**** EXTRACTED MATERIAL

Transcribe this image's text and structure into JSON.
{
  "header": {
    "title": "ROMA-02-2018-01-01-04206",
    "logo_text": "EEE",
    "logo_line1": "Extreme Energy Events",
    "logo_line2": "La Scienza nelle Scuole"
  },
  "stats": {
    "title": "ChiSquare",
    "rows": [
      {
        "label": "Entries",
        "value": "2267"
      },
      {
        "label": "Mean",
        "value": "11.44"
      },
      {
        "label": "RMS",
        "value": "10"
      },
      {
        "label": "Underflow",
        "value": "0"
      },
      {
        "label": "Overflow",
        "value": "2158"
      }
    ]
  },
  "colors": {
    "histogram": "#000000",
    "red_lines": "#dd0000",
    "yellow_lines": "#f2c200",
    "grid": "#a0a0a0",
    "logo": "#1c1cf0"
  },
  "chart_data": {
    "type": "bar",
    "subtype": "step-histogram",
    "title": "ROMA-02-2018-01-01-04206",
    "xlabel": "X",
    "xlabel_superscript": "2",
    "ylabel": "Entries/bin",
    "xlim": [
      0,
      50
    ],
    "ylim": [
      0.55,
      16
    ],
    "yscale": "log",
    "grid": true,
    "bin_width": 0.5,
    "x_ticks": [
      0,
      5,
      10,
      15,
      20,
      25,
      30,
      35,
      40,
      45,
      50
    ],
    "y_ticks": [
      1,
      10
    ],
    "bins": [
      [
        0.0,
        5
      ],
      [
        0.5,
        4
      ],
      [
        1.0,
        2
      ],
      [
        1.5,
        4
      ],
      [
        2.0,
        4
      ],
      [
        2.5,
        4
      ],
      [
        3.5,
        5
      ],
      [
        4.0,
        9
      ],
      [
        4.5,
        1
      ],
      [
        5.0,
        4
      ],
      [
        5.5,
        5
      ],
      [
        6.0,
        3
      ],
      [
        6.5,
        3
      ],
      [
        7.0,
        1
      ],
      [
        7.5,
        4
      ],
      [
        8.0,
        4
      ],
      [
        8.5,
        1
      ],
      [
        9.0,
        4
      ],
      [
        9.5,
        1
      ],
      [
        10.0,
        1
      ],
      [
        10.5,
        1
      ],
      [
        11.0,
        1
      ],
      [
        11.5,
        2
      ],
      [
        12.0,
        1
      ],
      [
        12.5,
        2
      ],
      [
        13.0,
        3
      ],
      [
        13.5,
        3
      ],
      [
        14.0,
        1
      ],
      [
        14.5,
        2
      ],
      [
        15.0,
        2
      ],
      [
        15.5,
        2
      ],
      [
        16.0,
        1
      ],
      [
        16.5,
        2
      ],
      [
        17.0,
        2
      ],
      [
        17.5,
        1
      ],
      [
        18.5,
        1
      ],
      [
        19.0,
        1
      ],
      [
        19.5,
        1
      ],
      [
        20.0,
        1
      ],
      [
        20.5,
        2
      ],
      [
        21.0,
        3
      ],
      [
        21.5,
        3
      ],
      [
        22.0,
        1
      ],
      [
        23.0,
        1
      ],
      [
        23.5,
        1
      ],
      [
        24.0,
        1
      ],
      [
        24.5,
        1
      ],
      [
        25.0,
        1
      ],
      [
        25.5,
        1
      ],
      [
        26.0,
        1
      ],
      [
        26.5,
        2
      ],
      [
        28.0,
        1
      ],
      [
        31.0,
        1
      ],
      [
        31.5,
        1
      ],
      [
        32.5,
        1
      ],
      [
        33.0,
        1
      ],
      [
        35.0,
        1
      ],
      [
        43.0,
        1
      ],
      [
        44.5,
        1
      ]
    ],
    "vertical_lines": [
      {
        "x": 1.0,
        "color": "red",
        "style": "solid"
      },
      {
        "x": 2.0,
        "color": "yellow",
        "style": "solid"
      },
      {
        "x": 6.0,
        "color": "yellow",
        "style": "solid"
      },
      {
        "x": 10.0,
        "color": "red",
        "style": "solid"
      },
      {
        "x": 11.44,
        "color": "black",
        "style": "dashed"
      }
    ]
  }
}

********

* **WHAT IS BEING ASKED**: In the entries above, find lines with "histogram" and copy each.

* **SOLUTION TO THE EXERCISE**:
    "histogram": "#000000",
    "subtype": "step-histogram",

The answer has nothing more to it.